▶ **Your task**:
Identify the lines bearing the string "Prevalence" and gather them.

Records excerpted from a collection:
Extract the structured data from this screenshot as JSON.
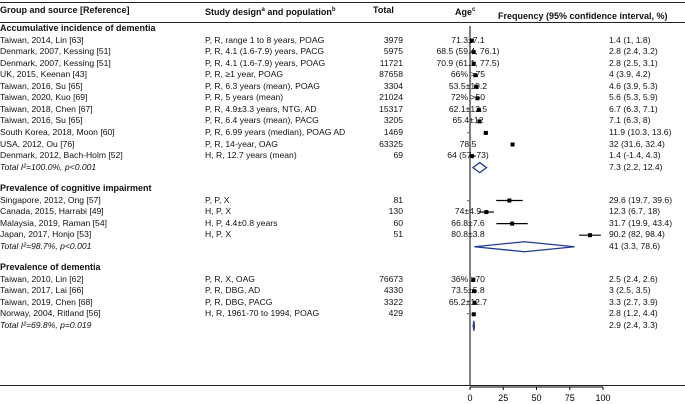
{
  "headers": {
    "group": "Group and source [Reference]",
    "design": "Study design",
    "design_sup": "a",
    "design_and": " and population",
    "design_sup2": "b",
    "total": "Total",
    "age": "Age",
    "age_sup": "c",
    "freq": "Frequency (95% confidence interval, %)"
  },
  "chart_data": {
    "type": "forest",
    "xlim": [
      0,
      100
    ],
    "xticks": [
      0,
      25,
      50,
      75,
      100
    ],
    "sections": [
      {
        "title": "Accumulative incidence of dementia",
        "rows": [
          {
            "source": "Taiwan, 2014, Lin [63]",
            "design": "P, R, range 1 to 8 years, POAG",
            "total": "3979",
            "age": "71.3±7.1",
            "est": 1.4,
            "lo": 1,
            "hi": 1.8,
            "label": "1.4 (1, 1.8)"
          },
          {
            "source": "Denmark, 2007, Kessing [51]",
            "design": "P, R, 4.1 (1.6-7.9) years, PACG",
            "total": "5975",
            "age": "68.5 (59.4, 76.1)",
            "est": 2.8,
            "lo": 2.4,
            "hi": 3.2,
            "label": "2.8 (2.4, 3.2)"
          },
          {
            "source": "Denmark, 2007, Kessing [51]",
            "design": "P, R, 4.1 (1.6-7.9) years, POAG",
            "total": "11721",
            "age": "70.9 (61.1, 77.5)",
            "est": 2.8,
            "lo": 2.5,
            "hi": 3.1,
            "label": "2.8 (2.5, 3.1)"
          },
          {
            "source": "UK, 2015, Keenan [43]",
            "design": "P, R, ≥1 year, POAG",
            "total": "87658",
            "age": "66% >75",
            "est": 4,
            "lo": 3.9,
            "hi": 4.2,
            "label": "4 (3.9, 4.2)"
          },
          {
            "source": "Taiwan, 2016, Su [65]",
            "design": "P, R, 6.3 years (mean), POAG",
            "total": "3304",
            "age": "53.5±19.2",
            "est": 4.6,
            "lo": 3.9,
            "hi": 5.3,
            "label": "4.6 (3.9, 5.3)"
          },
          {
            "source": "Taiwan, 2020, Kuo [69]",
            "design": "P, R, 5 years (mean)",
            "total": "21024",
            "age": "72% >50",
            "est": 5.6,
            "lo": 5.3,
            "hi": 5.9,
            "label": "5.6 (5.3, 5.9)"
          },
          {
            "source": "Taiwan, 2018, Chen [67]",
            "design": "P, R, 4.9±3.3 years, NTG, AD",
            "total": "15317",
            "age": "62.1±12.5",
            "est": 6.7,
            "lo": 6.3,
            "hi": 7.1,
            "label": "6.7 (6.3, 7.1)"
          },
          {
            "source": "Taiwan, 2016, Su [65]",
            "design": "P, R, 6.4 years (mean), PACG",
            "total": "3205",
            "age": "65.4±12",
            "est": 7.1,
            "lo": 6.3,
            "hi": 8,
            "label": "7.1 (6.3, 8)"
          },
          {
            "source": "South Korea, 2018, Moon [60]",
            "design": "P, R, 6.99 years (median), POAG AD",
            "total": "1469",
            "age": "-",
            "est": 11.9,
            "lo": 10.3,
            "hi": 13.6,
            "label": "11.9 (10.3, 13.6)"
          },
          {
            "source": "USA, 2012, Ou [76]",
            "design": "P, R, 14-year, OAG",
            "total": "63325",
            "age": "78.5",
            "est": 32,
            "lo": 31.6,
            "hi": 32.4,
            "label": "32 (31.6, 32.4)"
          },
          {
            "source": "Denmark, 2012, Bach-Holm [52]",
            "design": "H, R, 12.7 years (mean)",
            "total": "69",
            "age": "64 (57, 73)",
            "est": 1.4,
            "lo": -1.4,
            "hi": 4.3,
            "label": "1.4 (-1.4, 4.3)"
          }
        ],
        "total": {
          "text": "Total I²=100.0%, p<0.001",
          "est": 7.3,
          "lo": 2.2,
          "hi": 12.4,
          "label": "7.3 (2.2, 12.4)"
        }
      },
      {
        "title": "Prevalence of cognitive impairment",
        "rows": [
          {
            "source": "Singapore, 2012, Ong [57]",
            "design": "P, P, X",
            "total": "81",
            "age": "-",
            "est": 29.6,
            "lo": 19.7,
            "hi": 39.6,
            "label": "29.6 (19.7, 39.6)"
          },
          {
            "source": "Canada, 2015, Harrabi [49]",
            "design": "H, P, X",
            "total": "130",
            "age": "74±4.9",
            "est": 12.3,
            "lo": 6.7,
            "hi": 18,
            "label": "12.3 (6.7, 18)"
          },
          {
            "source": "Malaysia, 2019, Raman [54]",
            "design": "H, P, 4.4±0.8 years",
            "total": "60",
            "age": "66.8±7.6",
            "est": 31.7,
            "lo": 19.9,
            "hi": 43.4,
            "label": "31.7 (19.9, 43.4)"
          },
          {
            "source": "Japan, 2017, Honjo [53]",
            "design": "H, P, X",
            "total": "51",
            "age": "80.8±3.8",
            "est": 90.2,
            "lo": 82,
            "hi": 98.4,
            "label": "90.2 (82, 98.4)"
          }
        ],
        "total": {
          "text": "Total I²=98.7%, p<0.001",
          "est": 41,
          "lo": 3.3,
          "hi": 78.6,
          "label": "41 (3.3, 78.6)"
        }
      },
      {
        "title": "Prevalence of dementia",
        "rows": [
          {
            "source": "Taiwan, 2010, Lin [62]",
            "design": "P, R, X, OAG",
            "total": "76673",
            "age": "36% ≥70",
            "est": 2.5,
            "lo": 2.4,
            "hi": 2.6,
            "label": "2.5 (2.4, 2.6)"
          },
          {
            "source": "Taiwan, 2017, Lai [66]",
            "design": "P, R, DBG, AD",
            "total": "4330",
            "age": "73.5±5.8",
            "est": 3,
            "lo": 2.5,
            "hi": 3.5,
            "label": "3 (2.5, 3.5)"
          },
          {
            "source": "Taiwan, 2019, Chen [68]",
            "design": "P, R, DBG, PACG",
            "total": "3322",
            "age": "65.2±12.7",
            "est": 3.3,
            "lo": 2.7,
            "hi": 3.9,
            "label": "3.3 (2.7, 3.9)"
          },
          {
            "source": "Norway, 2004, Ritland [56]",
            "design": "H, R, 1961-70 to 1994, POAG",
            "total": "429",
            "age": "-",
            "est": 2.8,
            "lo": 1.2,
            "hi": 4.4,
            "label": "2.8 (1.2, 4.4)"
          }
        ],
        "total": {
          "text": "Total I²=69.8%, p=0.019",
          "est": 2.9,
          "lo": 2.4,
          "hi": 3.3,
          "label": "2.9 (2.4, 3.3)"
        }
      }
    ]
  }
}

▶ **Correct answer**:
        "title": "Prevalence of cognitive impairment",
        "title": "Prevalence of dementia",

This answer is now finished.